Task data
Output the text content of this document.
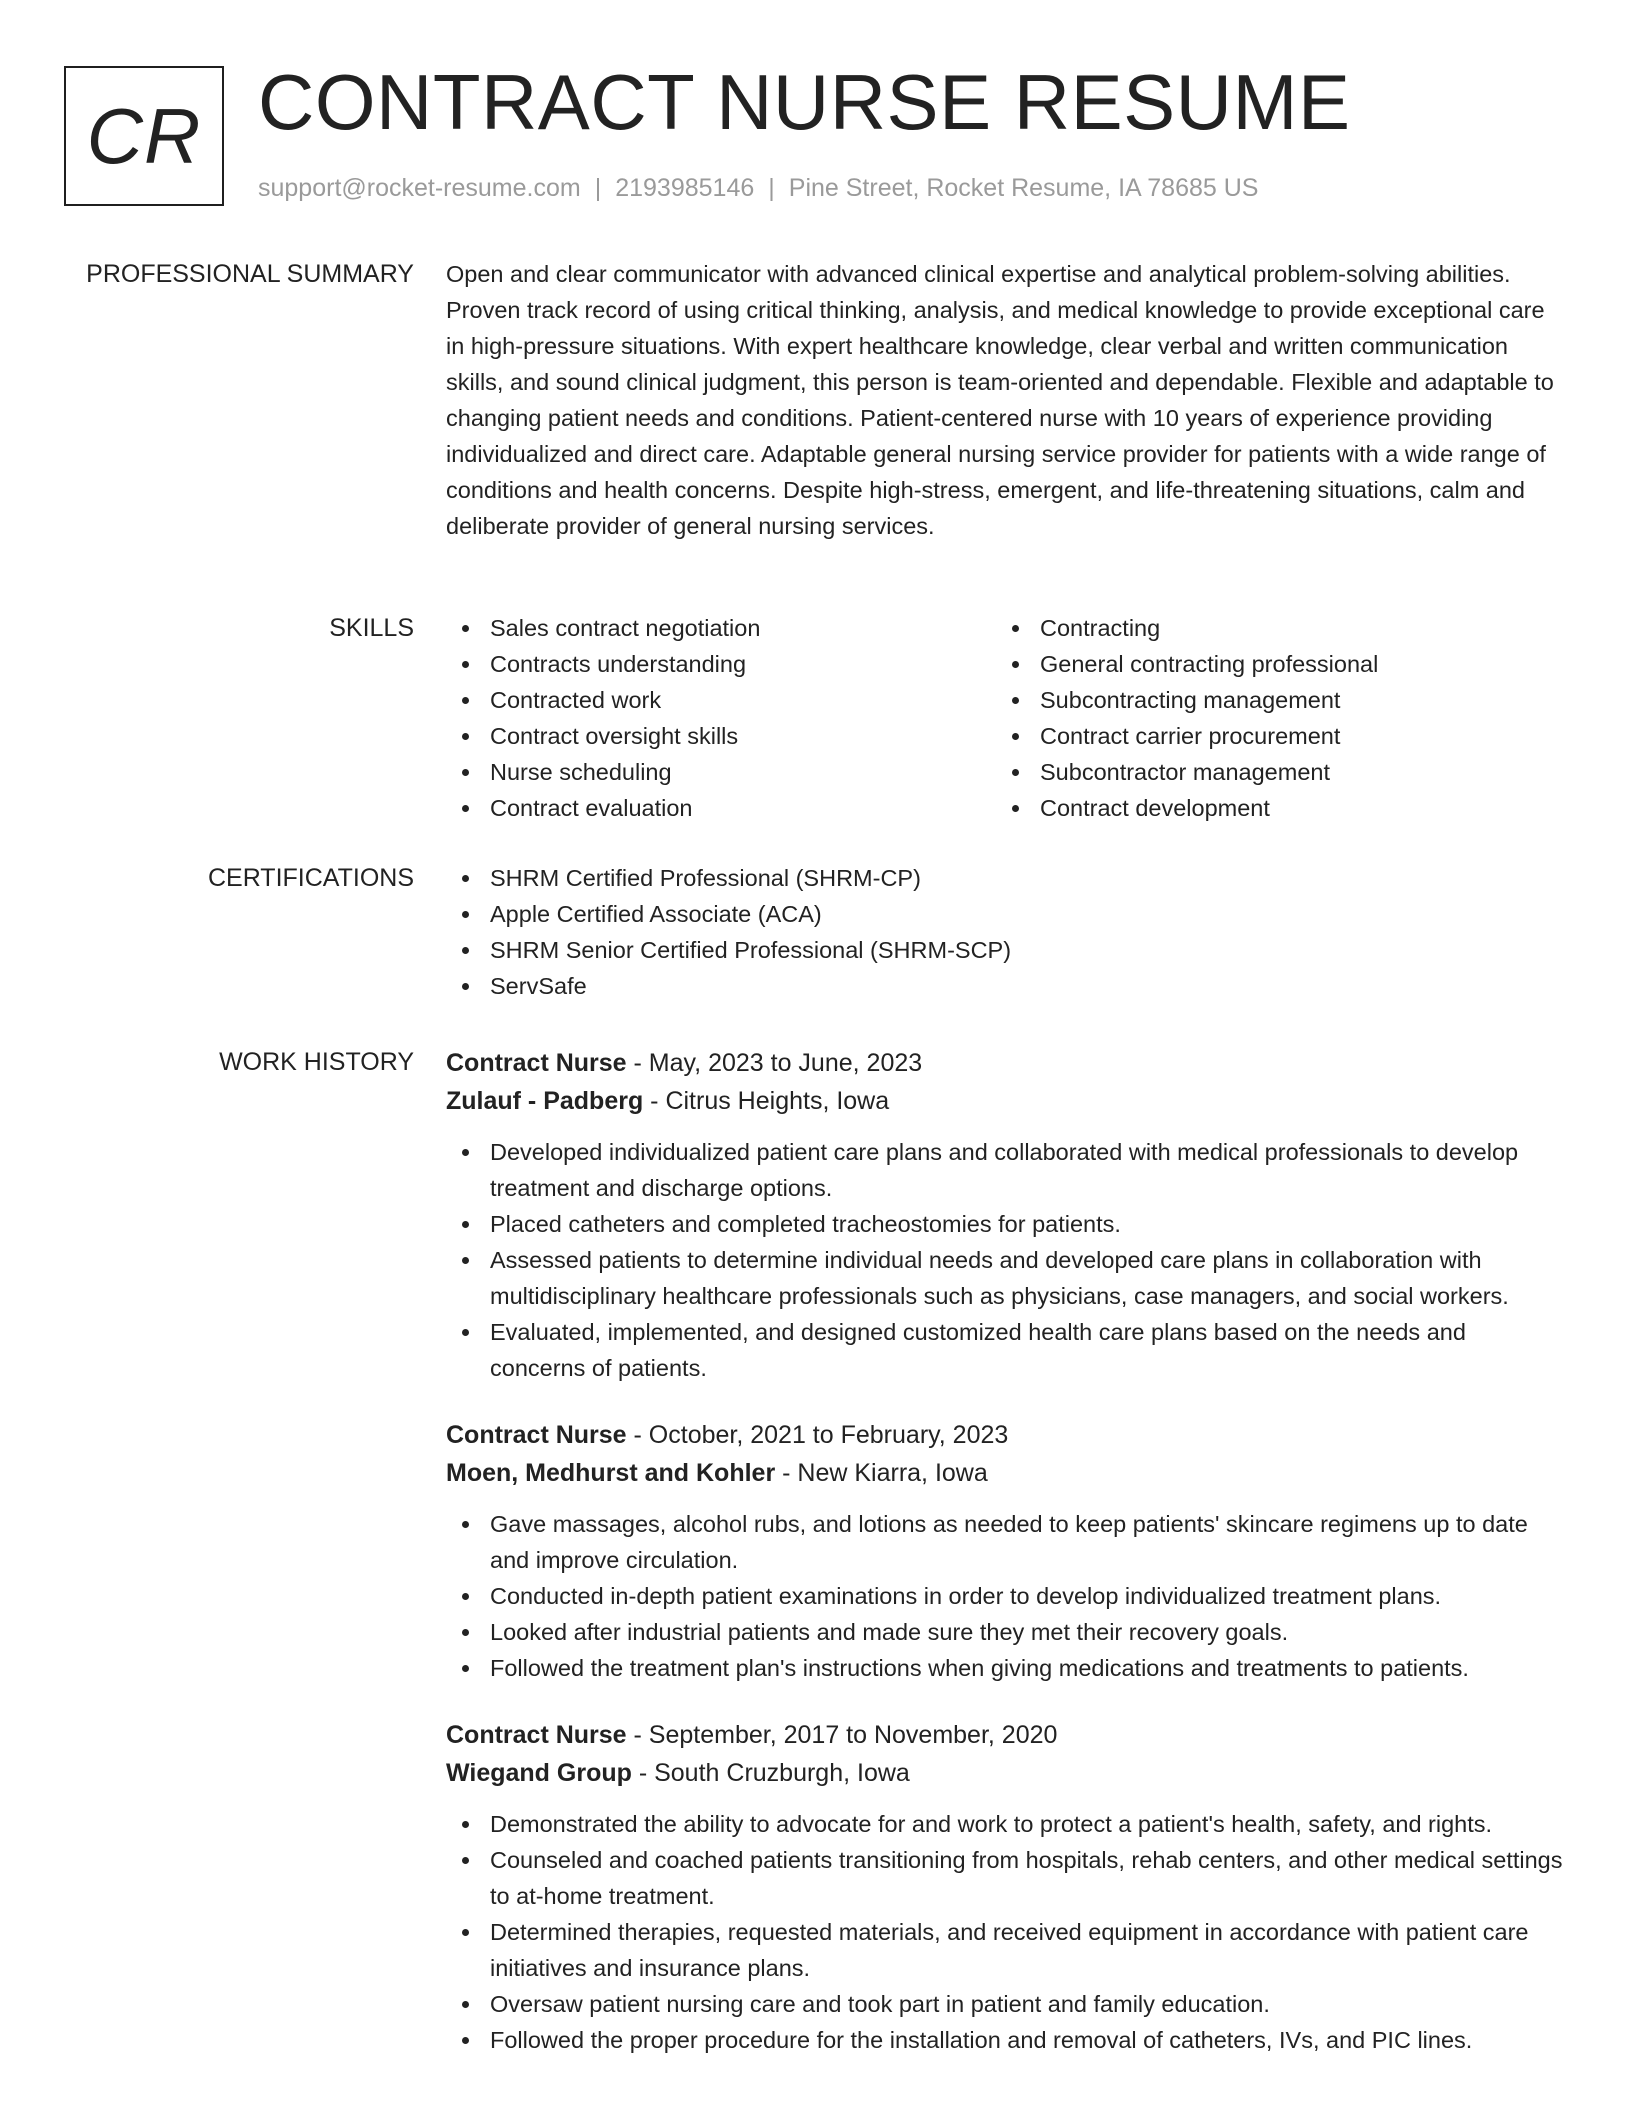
CR CONTRACT NURSE RESUME
support@rocket-resume.com | 2193985146 | Pine Street, Rocket Resume, IA 78685 US
PROFESSIONAL SUMMARY Open and clear communicator with advanced clinical expertise and analytical problem-solving abilities. Proven track record of using critical thinking, analysis, and medical knowledge to provide exceptional care in high-pressure situations. With expert healthcare knowledge, clear verbal and written communication skills, and sound clinical judgment, this person is team-oriented and dependable. Flexible and adaptable to changing patient needs and conditions. Patient-centered nurse with 10 years of experience providing individualized and direct care. Adaptable general nursing service provider for patients with a wide range of conditions and health concerns. Despite high-stress, emergent, and life-threatening situations, calm and deliberate provider of general nursing services.

SKILLS	Sales contract negotiation
Contracts understanding
Contracted work
Contract oversight skills
Nurse scheduling
Contract evaluation
Contracting
General contracting professional
Subcontracting management
Contract carrier procurement
Subcontractor management
Contract development
CERTIFICATIONS	SHRM Certified Professional (SHRM-CP)
Apple Certified Associate (ACA)
SHRM Senior Certified Professional (SHRM-SCP)
ServSafe
WORK HISTORY Contract Nurse - May, 2023 to June, 2023
Zulauf - Padberg - Citrus Heights, Iowa
Developed individualized patient care plans and collaborated with medical professionals to develop treatment and discharge options.
Placed catheters and completed tracheostomies for patients.
Assessed patients to determine individual needs and developed care plans in collaboration with multidisciplinary healthcare professionals such as physicians, case managers, and social workers.
Evaluated, implemented, and designed customized health care plans based on the needs and concerns of patients.
Contract Nurse - October, 2021 to February, 2023
Moen, Medhurst and Kohler - New Kiarra, Iowa
Gave massages, alcohol rubs, and lotions as needed to keep patients' skincare regimens up to date and improve circulation.
Conducted in-depth patient examinations in order to develop individualized treatment plans.
Looked after industrial patients and made sure they met their recovery goals.
Followed the treatment plan's instructions when giving medications and treatments to patients.
Contract Nurse - September, 2017 to November, 2020
Wiegand Group - South Cruzburgh, Iowa
Demonstrated the ability to advocate for and work to protect a patient's health, safety, and rights.
Counseled and coached patients transitioning from hospitals, rehab centers, and other medical settings to at-home treatment.
Determined therapies, requested materials, and received equipment in accordance with patient care initiatives and insurance plans.
Oversaw patient nursing care and took part in patient and family education.
Followed the proper procedure for the installation and removal of catheters, IVs, and PIC lines.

What you have to do
Please go line by line through the records above, copying each one that holds the string "Followed".

Task solution
Followed the treatment plan's instructions when giving medications and treatments to patients.
Followed the proper procedure for the installation and removal of catheters, IVs, and PIC lines.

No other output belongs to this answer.